● **Deine Aufgabe**:
Gib an, wie viele Zeilen des Materials die Zeichenfolge „outer“ enthalten, wobei Groß- und Kleinschreibung zu beachten ist, und nenne dabei nur die Zahl.

● **Bereitgestellte Daten**:
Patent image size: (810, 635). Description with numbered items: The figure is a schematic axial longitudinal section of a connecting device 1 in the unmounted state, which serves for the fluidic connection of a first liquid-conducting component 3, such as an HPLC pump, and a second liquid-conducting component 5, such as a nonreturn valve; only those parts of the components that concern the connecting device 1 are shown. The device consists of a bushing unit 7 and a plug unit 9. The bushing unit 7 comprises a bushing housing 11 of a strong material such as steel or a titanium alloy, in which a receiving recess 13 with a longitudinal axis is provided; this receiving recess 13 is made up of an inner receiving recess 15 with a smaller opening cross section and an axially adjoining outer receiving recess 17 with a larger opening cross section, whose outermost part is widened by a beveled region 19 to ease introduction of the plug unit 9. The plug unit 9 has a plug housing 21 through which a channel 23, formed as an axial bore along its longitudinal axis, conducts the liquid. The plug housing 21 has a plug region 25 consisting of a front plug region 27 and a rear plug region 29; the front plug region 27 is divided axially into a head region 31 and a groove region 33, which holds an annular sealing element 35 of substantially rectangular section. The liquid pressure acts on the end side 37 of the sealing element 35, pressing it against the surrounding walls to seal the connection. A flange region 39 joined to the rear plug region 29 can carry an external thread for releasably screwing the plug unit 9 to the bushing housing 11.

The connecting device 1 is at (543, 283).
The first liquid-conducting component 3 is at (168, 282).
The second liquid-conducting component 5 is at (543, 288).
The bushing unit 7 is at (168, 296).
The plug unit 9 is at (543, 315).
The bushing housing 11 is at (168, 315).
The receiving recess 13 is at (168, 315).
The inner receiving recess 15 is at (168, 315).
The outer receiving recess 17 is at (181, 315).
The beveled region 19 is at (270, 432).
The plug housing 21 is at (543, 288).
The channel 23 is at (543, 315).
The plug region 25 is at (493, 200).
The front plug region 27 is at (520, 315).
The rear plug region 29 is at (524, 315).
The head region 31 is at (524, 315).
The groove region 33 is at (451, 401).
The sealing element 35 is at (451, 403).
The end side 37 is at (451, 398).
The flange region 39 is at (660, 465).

● **Lösung der Aufgabe**:
2